Required work:
Return the data exactly, with all pictures removed.

Given data:
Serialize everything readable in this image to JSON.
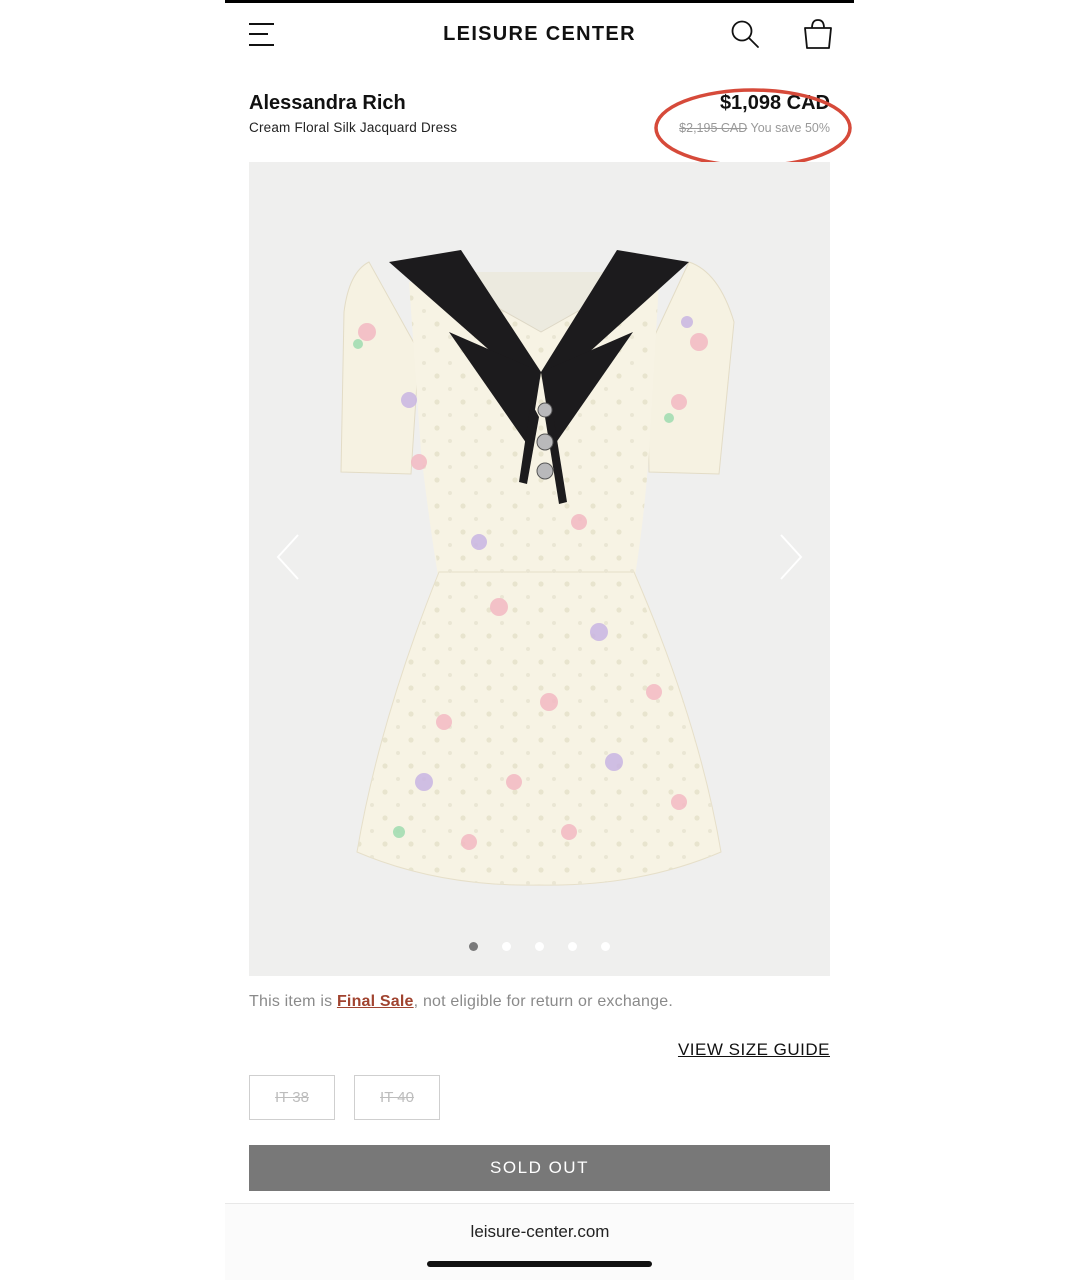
{
  "header": {
    "brand": "LEISURE CENTER",
    "menu_icon": "hamburger-menu-icon",
    "search_icon": "search-icon",
    "cart_icon": "shopping-bag-icon"
  },
  "product": {
    "brand": "Alessandra Rich",
    "name": "Cream Floral Silk Jacquard Dress",
    "price": "$1,098 CAD",
    "original_price": "$2,195 CAD",
    "savings": "You save 50%"
  },
  "gallery": {
    "image_count": 5,
    "active_index": 0,
    "prev_icon": "chevron-left-icon",
    "next_icon": "chevron-right-icon"
  },
  "notice": {
    "prefix": "This item is ",
    "link": "Final Sale",
    "suffix": ", not eligible for return or exchange."
  },
  "size_guide": "VIEW SIZE GUIDE",
  "sizes": [
    {
      "label": "IT 38",
      "available": false
    },
    {
      "label": "IT 40",
      "available": false
    }
  ],
  "cta": "SOLD OUT",
  "footer": {
    "url": "leisure-center.com"
  },
  "colors": {
    "annotation": "#d64a3a",
    "final_sale_link": "#a0432f",
    "sold_out_bg": "#787878"
  }
}
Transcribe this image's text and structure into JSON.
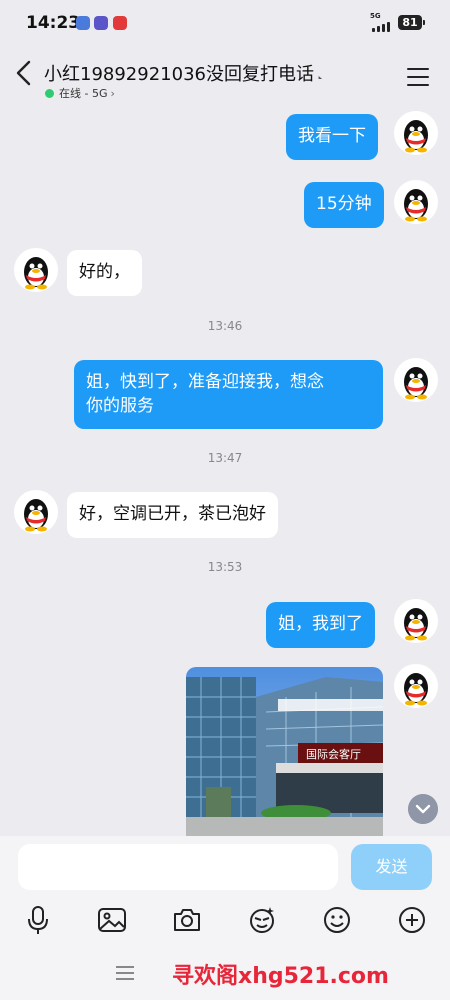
{
  "status_bar": {
    "time": "14:23",
    "network": "5G",
    "battery": "81",
    "app_icons": [
      "vivo-store-icon",
      "shield-app-icon",
      "red-app-icon"
    ]
  },
  "header": {
    "title": "小红19892921036没回复打电话",
    "ear_icon": "earpiece-icon",
    "status": "在线 - 5G",
    "status_color": "#2ecc71"
  },
  "messages": [
    {
      "side": "out",
      "text": "我看一下"
    },
    {
      "side": "out",
      "text": "15分钟"
    },
    {
      "side": "in",
      "text": "好的，"
    },
    {
      "side": "time",
      "text": "13:46"
    },
    {
      "side": "out",
      "text_line1": "姐，快到了，准备迎接我，想念",
      "text_line2": "你的服务"
    },
    {
      "side": "time",
      "text": "13:47"
    },
    {
      "side": "in",
      "text": "好，空调已开，茶已泡好"
    },
    {
      "side": "time",
      "text": "13:53"
    },
    {
      "side": "out",
      "text": "姐，我到了"
    },
    {
      "side": "out",
      "type": "image",
      "sign_text": "国际会客厅"
    }
  ],
  "input": {
    "placeholder": "",
    "send_label": "发送"
  },
  "toolbar": [
    "microphone-icon",
    "image-icon",
    "camera-icon",
    "sticker-icon",
    "emoji-icon",
    "plus-icon"
  ],
  "watermark": "寻欢阁xhg521.com",
  "colors": {
    "accent": "#1e9bf7",
    "send_disabled": "#8fd0fa",
    "background": "#ececf0"
  }
}
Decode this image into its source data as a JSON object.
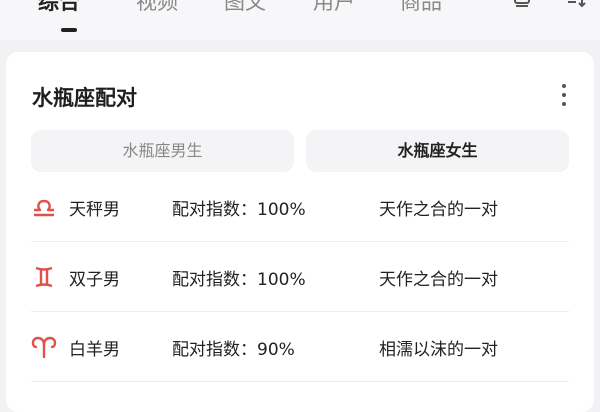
{
  "top_nav": {
    "tabs": [
      {
        "label": "综合",
        "active": true
      },
      {
        "label": "视频",
        "active": false
      },
      {
        "label": "图文",
        "active": false
      },
      {
        "label": "用户",
        "active": false
      },
      {
        "label": "商品",
        "active": false
      }
    ],
    "icons": [
      "screen-icon",
      "filter-icon"
    ]
  },
  "card": {
    "title": "水瓶座配对",
    "segments": {
      "male": "水瓶座男生",
      "female": "水瓶座女生",
      "selected": "female"
    },
    "rows": [
      {
        "icon": "libra-icon",
        "name": "天秤男",
        "score": "配对指数：100%",
        "desc": "天作之合的一对"
      },
      {
        "icon": "gemini-icon",
        "name": "双子男",
        "score": "配对指数：100%",
        "desc": "天作之合的一对"
      },
      {
        "icon": "aries-icon",
        "name": "白羊男",
        "score": "配对指数：90%",
        "desc": "相濡以沫的一对"
      }
    ]
  },
  "colors": {
    "accent": "#e2504a",
    "background": "#f2f2f4",
    "card": "#ffffff",
    "segment": "#f4f4f6"
  }
}
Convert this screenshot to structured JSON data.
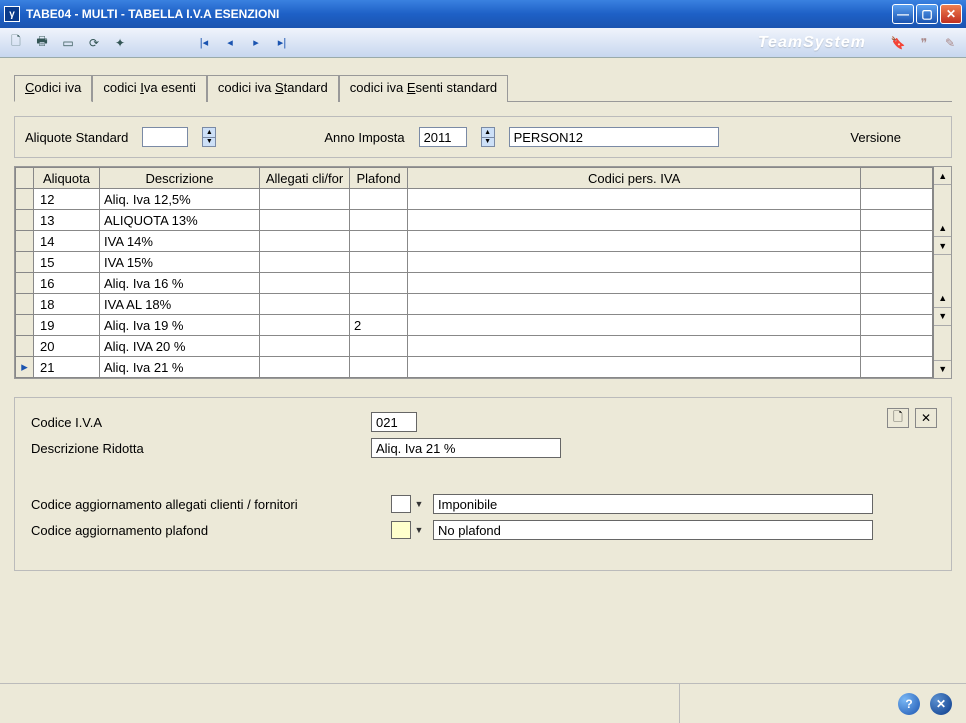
{
  "window": {
    "title": "TABE04  - MULTI -   TABELLA I.V.A ESENZIONI",
    "app_icon_glyph": "γ"
  },
  "brand": "TeamSystem",
  "tabs": [
    {
      "pre": "",
      "ul": "C",
      "post": "odici iva",
      "active": true
    },
    {
      "pre": "codici ",
      "ul": "I",
      "post": "va esenti",
      "active": false
    },
    {
      "pre": "codici iva ",
      "ul": "S",
      "post": "tandard",
      "active": false
    },
    {
      "pre": "codici iva ",
      "ul": "E",
      "post": "senti standard",
      "active": false
    }
  ],
  "filters": {
    "aliquote_label": "Aliquote Standard",
    "aliquote_value": "",
    "anno_label": "Anno Imposta",
    "anno_value": "2011",
    "person_value": "PERSON12",
    "versione_label": "Versione"
  },
  "grid": {
    "columns": [
      "Aliquota",
      "Descrizione",
      "Allegati cli/for",
      "Plafond",
      "Codici pers. IVA",
      ""
    ],
    "rows": [
      {
        "marker": "",
        "aliquota": "12",
        "descr": "Aliq. Iva 12,5%",
        "alleg": "",
        "plafond": "",
        "pers": "",
        "extra": ""
      },
      {
        "marker": "",
        "aliquota": "13",
        "descr": "ALIQUOTA 13%",
        "alleg": "",
        "plafond": "",
        "pers": "",
        "extra": ""
      },
      {
        "marker": "",
        "aliquota": "14",
        "descr": "IVA 14%",
        "alleg": "",
        "plafond": "",
        "pers": "",
        "extra": ""
      },
      {
        "marker": "",
        "aliquota": "15",
        "descr": "IVA 15%",
        "alleg": "",
        "plafond": "",
        "pers": "",
        "extra": ""
      },
      {
        "marker": "",
        "aliquota": "16",
        "descr": "Aliq. Iva 16 %",
        "alleg": "",
        "plafond": "",
        "pers": "",
        "extra": ""
      },
      {
        "marker": "",
        "aliquota": "18",
        "descr": "IVA AL 18%",
        "alleg": "",
        "plafond": "",
        "pers": "",
        "extra": ""
      },
      {
        "marker": "",
        "aliquota": "19",
        "descr": "Aliq. Iva 19 %",
        "alleg": "",
        "plafond": "2",
        "pers": "",
        "extra": ""
      },
      {
        "marker": "",
        "aliquota": "20",
        "descr": "Aliq. IVA 20 %",
        "alleg": "",
        "plafond": "",
        "pers": "",
        "extra": ""
      },
      {
        "marker": "▸",
        "aliquota": "21",
        "descr": "Aliq. Iva 21 %",
        "alleg": "",
        "plafond": "",
        "pers": "",
        "extra": ""
      }
    ]
  },
  "detail": {
    "codice_label": "Codice I.V.A",
    "codice_value": "021",
    "descr_label": "Descrizione Ridotta",
    "descr_value": "Aliq. Iva 21 %",
    "alleg_label": "Codice aggiornamento allegati clienti / fornitori",
    "alleg_value": "Imponibile",
    "plafond_label": "Codice aggiornamento plafond",
    "plafond_value": "No plafond"
  },
  "icons": {
    "new_doc": "🗋",
    "close_x": "✕"
  }
}
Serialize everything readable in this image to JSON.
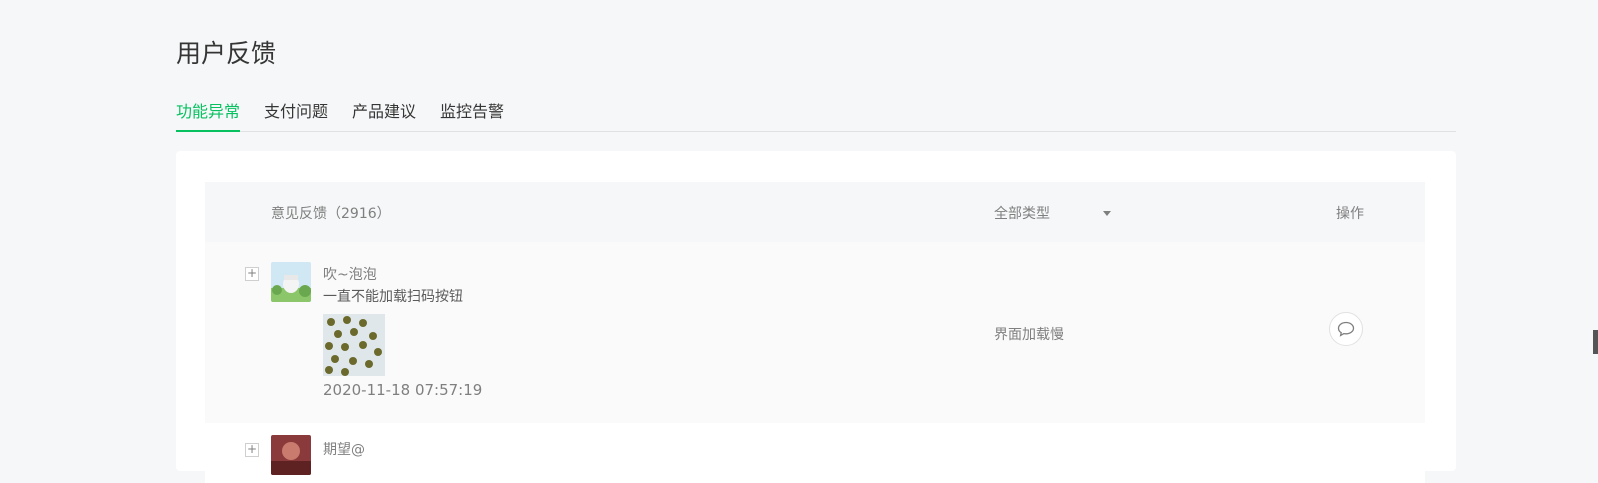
{
  "page": {
    "title": "用户反馈"
  },
  "tabs": [
    {
      "label": "功能异常",
      "active": true
    },
    {
      "label": "支付问题",
      "active": false
    },
    {
      "label": "产品建议",
      "active": false
    },
    {
      "label": "监控告警",
      "active": false
    }
  ],
  "table": {
    "header": {
      "feedback_label": "意见反馈（2916）",
      "type_filter": "全部类型",
      "action_label": "操作"
    },
    "rows": [
      {
        "nickname": "吹~泡泡",
        "content": "一直不能加载扫码按钮",
        "timestamp": "2020-11-18 07:57:19",
        "type": "界面加载慢",
        "expand_glyph": "+",
        "reply_icon": "comment-icon"
      },
      {
        "nickname": "期望@",
        "expand_glyph": "+"
      }
    ]
  },
  "colors": {
    "accent": "#07c160",
    "background": "#f6f7f8"
  }
}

Full solution:
Serialize everything readable in this image to JSON.
{
  "header": {
    "brand": "LEISURE CENTER",
    "menu_icon": "hamburger-menu-icon",
    "search_icon": "search-icon",
    "cart_icon": "shopping-bag-icon"
  },
  "product": {
    "brand": "Alessandra Rich",
    "name": "Cream Floral Silk Jacquard Dress",
    "price": "$1,098 CAD",
    "original_price": "$2,195 CAD",
    "savings": "You save 50%"
  },
  "gallery": {
    "image_count": 5,
    "active_index": 0,
    "prev_icon": "chevron-left-icon",
    "next_icon": "chevron-right-icon"
  },
  "notice": {
    "prefix": "This item is ",
    "link": "Final Sale",
    "suffix": ", not eligible for return or exchange."
  },
  "size_guide": "VIEW SIZE GUIDE",
  "sizes": [
    {
      "label": "IT 38",
      "available": false
    },
    {
      "label": "IT 40",
      "available": false
    }
  ],
  "cta": "SOLD OUT",
  "footer": {
    "url": "leisure-center.com"
  },
  "colors": {
    "annotation": "#d64a3a",
    "final_sale_link": "#a0432f",
    "sold_out_bg": "#787878"
  }
}
Transcribe this image's text and structure into JSON.
{
  "status_bar": {
    "time": "14:23",
    "network": "5G",
    "battery": "81",
    "app_icons": [
      "vivo-store-icon",
      "shield-app-icon",
      "red-app-icon"
    ]
  },
  "header": {
    "title": "小红19892921036没回复打电话",
    "ear_icon": "earpiece-icon",
    "status": "在线 - 5G",
    "status_color": "#2ecc71"
  },
  "messages": [
    {
      "side": "out",
      "text": "我看一下"
    },
    {
      "side": "out",
      "text": "15分钟"
    },
    {
      "side": "in",
      "text": "好的，"
    },
    {
      "side": "time",
      "text": "13:46"
    },
    {
      "side": "out",
      "text_line1": "姐，快到了，准备迎接我，想念",
      "text_line2": "你的服务"
    },
    {
      "side": "time",
      "text": "13:47"
    },
    {
      "side": "in",
      "text": "好，空调已开，茶已泡好"
    },
    {
      "side": "time",
      "text": "13:53"
    },
    {
      "side": "out",
      "text": "姐，我到了"
    },
    {
      "side": "out",
      "type": "image",
      "sign_text": "国际会客厅"
    }
  ],
  "input": {
    "placeholder": "",
    "send_label": "发送"
  },
  "toolbar": [
    "microphone-icon",
    "image-icon",
    "camera-icon",
    "sticker-icon",
    "emoji-icon",
    "plus-icon"
  ],
  "watermark": "寻欢阁xhg521.com",
  "colors": {
    "accent": "#1e9bf7",
    "send_disabled": "#8fd0fa",
    "background": "#ececf0"
  }
}
Decode this image into its source data as a JSON object.
{
  "top_nav": {
    "tabs": [
      {
        "label": "综合",
        "active": true
      },
      {
        "label": "视频",
        "active": false
      },
      {
        "label": "图文",
        "active": false
      },
      {
        "label": "用户",
        "active": false
      },
      {
        "label": "商品",
        "active": false
      }
    ],
    "icons": [
      "screen-icon",
      "filter-icon"
    ]
  },
  "card": {
    "title": "水瓶座配对",
    "segments": {
      "male": "水瓶座男生",
      "female": "水瓶座女生",
      "selected": "female"
    },
    "rows": [
      {
        "icon": "libra-icon",
        "name": "天秤男",
        "score": "配对指数：100%",
        "desc": "天作之合的一对"
      },
      {
        "icon": "gemini-icon",
        "name": "双子男",
        "score": "配对指数：100%",
        "desc": "天作之合的一对"
      },
      {
        "icon": "aries-icon",
        "name": "白羊男",
        "score": "配对指数：90%",
        "desc": "相濡以沫的一对"
      }
    ]
  },
  "colors": {
    "accent": "#e2504a",
    "background": "#f2f2f4",
    "card": "#ffffff",
    "segment": "#f4f4f6"
  }
}
Convert this screenshot to structured JSON data.
{
  "window": {
    "title": "TABE04  - MULTI -   TABELLA I.V.A ESENZIONI",
    "app_icon_glyph": "γ"
  },
  "brand": "TeamSystem",
  "tabs": [
    {
      "pre": "",
      "ul": "C",
      "post": "odici iva",
      "active": true
    },
    {
      "pre": "codici ",
      "ul": "I",
      "post": "va esenti",
      "active": false
    },
    {
      "pre": "codici iva ",
      "ul": "S",
      "post": "tandard",
      "active": false
    },
    {
      "pre": "codici iva ",
      "ul": "E",
      "post": "senti standard",
      "active": false
    }
  ],
  "filters": {
    "aliquote_label": "Aliquote Standard",
    "aliquote_value": "",
    "anno_label": "Anno Imposta",
    "anno_value": "2011",
    "person_value": "PERSON12",
    "versione_label": "Versione"
  },
  "grid": {
    "columns": [
      "Aliquota",
      "Descrizione",
      "Allegati cli/for",
      "Plafond",
      "Codici pers. IVA",
      ""
    ],
    "rows": [
      {
        "marker": "",
        "aliquota": "12",
        "descr": "Aliq. Iva 12,5%",
        "alleg": "",
        "plafond": "",
        "pers": "",
        "extra": ""
      },
      {
        "marker": "",
        "aliquota": "13",
        "descr": "ALIQUOTA 13%",
        "alleg": "",
        "plafond": "",
        "pers": "",
        "extra": ""
      },
      {
        "marker": "",
        "aliquota": "14",
        "descr": "IVA 14%",
        "alleg": "",
        "plafond": "",
        "pers": "",
        "extra": ""
      },
      {
        "marker": "",
        "aliquota": "15",
        "descr": "IVA 15%",
        "alleg": "",
        "plafond": "",
        "pers": "",
        "extra": ""
      },
      {
        "marker": "",
        "aliquota": "16",
        "descr": "Aliq. Iva 16 %",
        "alleg": "",
        "plafond": "",
        "pers": "",
        "extra": ""
      },
      {
        "marker": "",
        "aliquota": "18",
        "descr": "IVA AL 18%",
        "alleg": "",
        "plafond": "",
        "pers": "",
        "extra": ""
      },
      {
        "marker": "",
        "aliquota": "19",
        "descr": "Aliq. Iva 19 %",
        "alleg": "",
        "plafond": "2",
        "pers": "",
        "extra": ""
      },
      {
        "marker": "",
        "aliquota": "20",
        "descr": "Aliq. IVA 20 %",
        "alleg": "",
        "plafond": "",
        "pers": "",
        "extra": ""
      },
      {
        "marker": "▸",
        "aliquota": "21",
        "descr": "Aliq. Iva 21 %",
        "alleg": "",
        "plafond": "",
        "pers": "",
        "extra": ""
      }
    ]
  },
  "detail": {
    "codice_label": "Codice I.V.A",
    "codice_value": "021",
    "descr_label": "Descrizione Ridotta",
    "descr_value": "Aliq. Iva 21 %",
    "alleg_label": "Codice aggiornamento allegati clienti / fornitori",
    "alleg_value": "Imponibile",
    "plafond_label": "Codice aggiornamento plafond",
    "plafond_value": "No plafond"
  },
  "icons": {
    "new_doc": "🗋",
    "close_x": "✕"
  }
}
Serialize everything readable in this image to JSON.
{
  "page": {
    "title": "用户反馈"
  },
  "tabs": [
    {
      "label": "功能异常",
      "active": true
    },
    {
      "label": "支付问题",
      "active": false
    },
    {
      "label": "产品建议",
      "active": false
    },
    {
      "label": "监控告警",
      "active": false
    }
  ],
  "table": {
    "header": {
      "feedback_label": "意见反馈（2916）",
      "type_filter": "全部类型",
      "action_label": "操作"
    },
    "rows": [
      {
        "nickname": "吹~泡泡",
        "content": "一直不能加载扫码按钮",
        "timestamp": "2020-11-18 07:57:19",
        "type": "界面加载慢",
        "expand_glyph": "+",
        "reply_icon": "comment-icon"
      },
      {
        "nickname": "期望@",
        "expand_glyph": "+"
      }
    ]
  },
  "colors": {
    "accent": "#07c160",
    "background": "#f6f7f8"
  }
}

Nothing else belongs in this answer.